(Dataset entries)
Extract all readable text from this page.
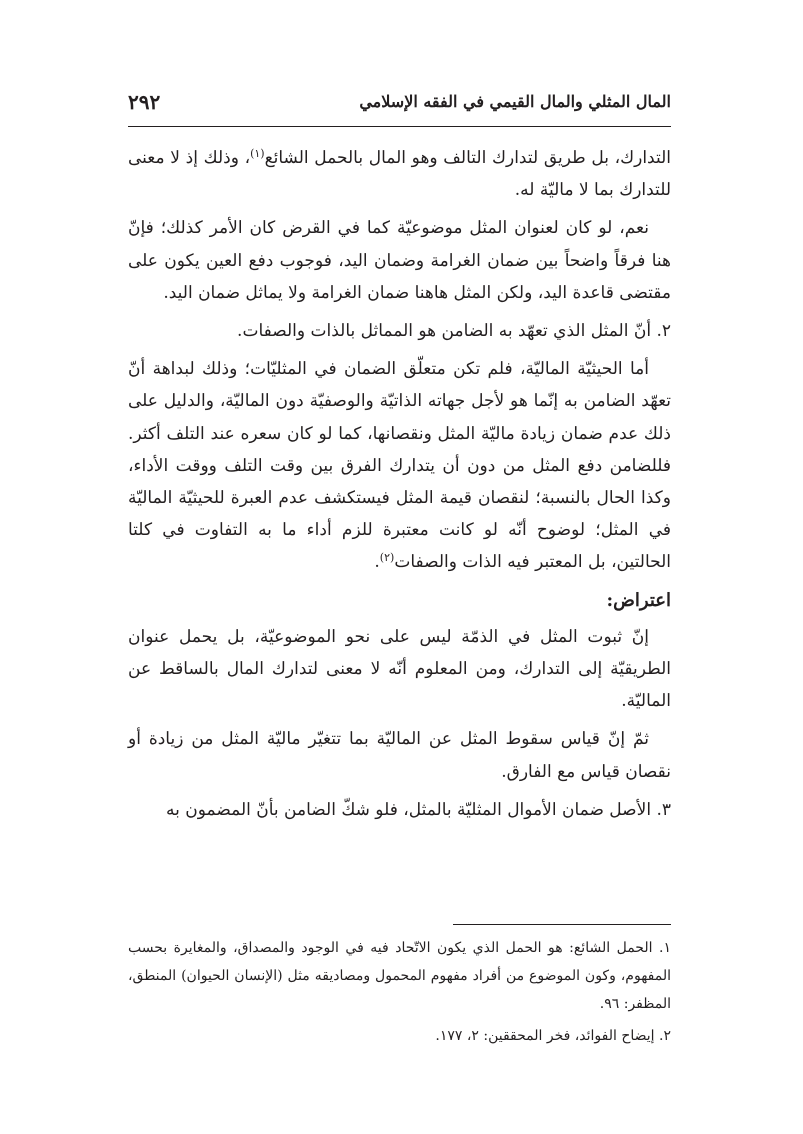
المال المثلي والمال القيمي في الفقه الإسلامي
٢٩٢

التدارك، بل طريق لتدارك التالف وهو المال بالحمل الشائع$^{(١)}$، وذلك إذ لا معنى للتدارك بما لا ماليّة له.

نعم، لو كان لعنوان المثل موضوعيّة كما في القرض كان الأمر كذلك؛ فإنّ هنا فرقاً واضحاً بين ضمان الغرامة وضمان اليد، فوجوب دفع العين يكون على مقتضى قاعدة اليد، ولكن المثل هاهنا ضمان الغرامة ولا يماثل ضمان اليد.

٢. أنّ المثل الذي تعهّد به الضامن هو المماثل بالذات والصفات.

أما الحيثيّة الماليّة، فلم تكن متعلّق الضمان في المثليّات؛ وذلك لبداهة أنّ تعهّد الضامن به إنّما هو لأجل جهاته الذاتيّة والوصفيّة دون الماليّة، والدليل على ذلك عدم ضمان زيادة ماليّة المثل ونقصانها، كما لو كان سعره عند التلف أكثر. فللضامن دفع المثل من دون أن يتدارك الفرق بين وقت التلف ووقت الأداء، وكذا الحال بالنسبة؛ لنقصان قيمة المثل فيستكشف عدم العبرة للحيثيّة الماليّة في المثل؛ لوضوح أنّه لو كانت معتبرة للزم أداء ما به التفاوت في كلتا الحالتين، بل المعتبر فيه الذات والصفات$^{(٢)}$.

اعتراض:

إنّ ثبوت المثل في الذمّة ليس على نحو الموضوعيّة، بل يحمل عنوان الطريقيّة إلى التدارك، ومن المعلوم أنّه لا معنى لتدارك المال بالساقط عن الماليّة.

ثمّ إنّ قياس سقوط المثل عن الماليّة بما تتغيّر ماليّة المثل من زيادة أو نقصان قياس مع الفارق.

٣. الأصل ضمان الأموال المثليّة بالمثل، فلو شكّ الضامن بأنّ المضمون به

١. الحمل الشائع: هو الحمل الذي يكون الاتّحاد فيه في الوجود والمصداق، والمغايرة بحسب المفهوم، وكون الموضوع من أفراد مفهوم المحمول ومصاديقه مثل (الإنسان الحيوان) المنطق، المظفر: ٩٦.

٢. إيضاح الفوائد، فخر المحققين: ٢، ١٧٧.
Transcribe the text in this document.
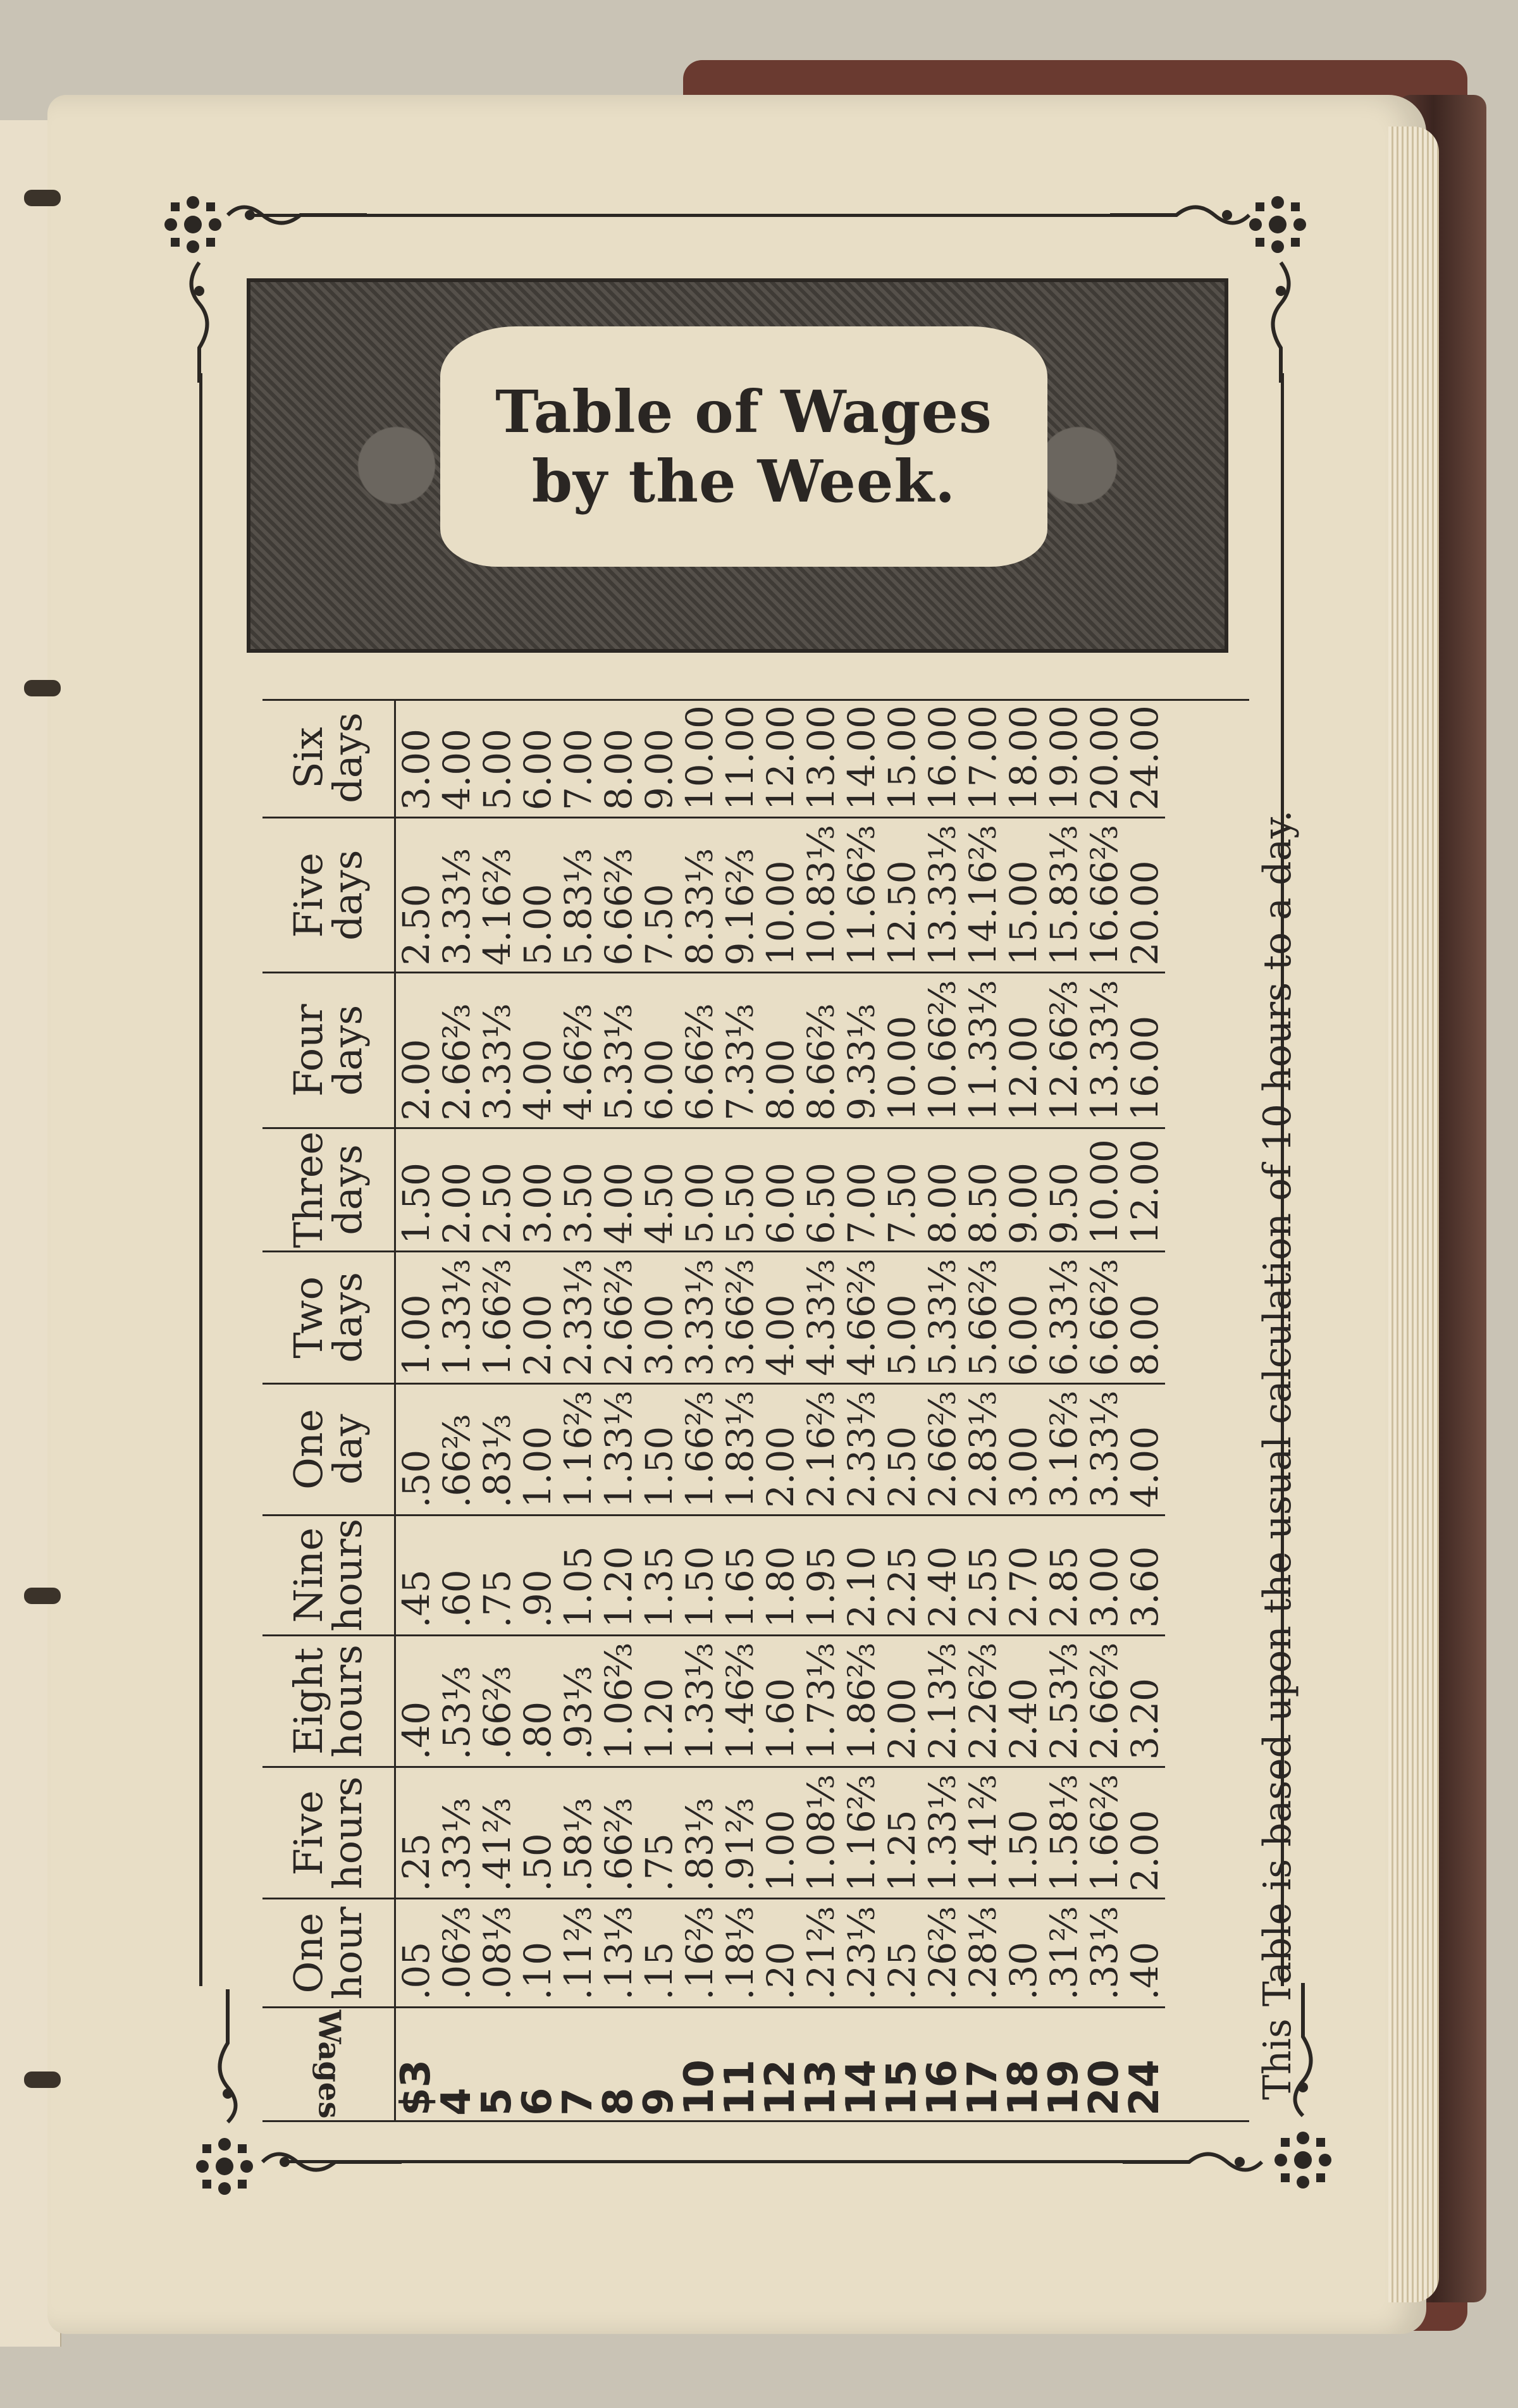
Table of Wages
by the Week.
Wages	One hour	Five hours	Eight hours	Nine hours	One day	Two days	Three days	Four days	Five days	Six days
$3	.05	.25	.40	.45	.50	1.00	1.50	2.00	2.50	3.00
4	.06⅔	.33⅓	.53⅓	.60	.66⅔	1.33⅓	2.00	2.66⅔	3.33⅓	4.00
5	.08⅓	.41⅔	.66⅔	.75	.83⅓	1.66⅔	2.50	3.33⅓	4.16⅔	5.00
6	.10	.50	.80	.90	1.00	2.00	3.00	4.00	5.00	6.00
7	.11⅔	.58⅓	.93⅓	1.05	1.16⅔	2.33⅓	3.50	4.66⅔	5.83⅓	7.00
8	.13⅓	.66⅔	1.06⅔	1.20	1.33⅓	2.66⅔	4.00	5.33⅓	6.66⅔	8.00
9	.15	.75	1.20	1.35	1.50	3.00	4.50	6.00	7.50	9.00
10	.16⅔	.83⅓	1.33⅓	1.50	1.66⅔	3.33⅓	5.00	6.66⅔	8.33⅓	10.00
11	.18⅓	.91⅔	1.46⅔	1.65	1.83⅓	3.66⅔	5.50	7.33⅓	9.16⅔	11.00
12	.20	1.00	1.60	1.80	2.00	4.00	6.00	8.00	10.00	12.00
13	.21⅔	1.08⅓	1.73⅓	1.95	2.16⅔	4.33⅓	6.50	8.66⅔	10.83⅓	13.00
14	.23⅓	1.16⅔	1.86⅔	2.10	2.33⅓	4.66⅔	7.00	9.33⅓	11.66⅔	14.00
15	.25	1.25	2.00	2.25	2.50	5.00	7.50	10.00	12.50	15.00
16	.26⅔	1.33⅓	2.13⅓	2.40	2.66⅔	5.33⅓	8.00	10.66⅔	13.33⅓	16.00
17	.28⅓	1.41⅔	2.26⅔	2.55	2.83⅓	5.66⅔	8.50	11.33⅓	14.16⅔	17.00
18	.30	1.50	2.40	2.70	3.00	6.00	9.00	12.00	15.00	18.00
19	.31⅔	1.58⅓	2.53⅓	2.85	3.16⅔	6.33⅓	9.50	12.66⅔	15.83⅓	19.00
20	.33⅓	1.66⅔	2.66⅔	3.00	3.33⅓	6.66⅔	10.00	13.33⅓	16.66⅔	20.00
24	.40	2.00	3.20	3.60	4.00	8.00	12.00	16.00	20.00	24.00
This Table is based upon the usual calculation of 10 hours to a day.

* STATED PROBLEM *
Find out how many lines in the listing contain the string "المالي". Give the number alone.

* SOLUTION *
3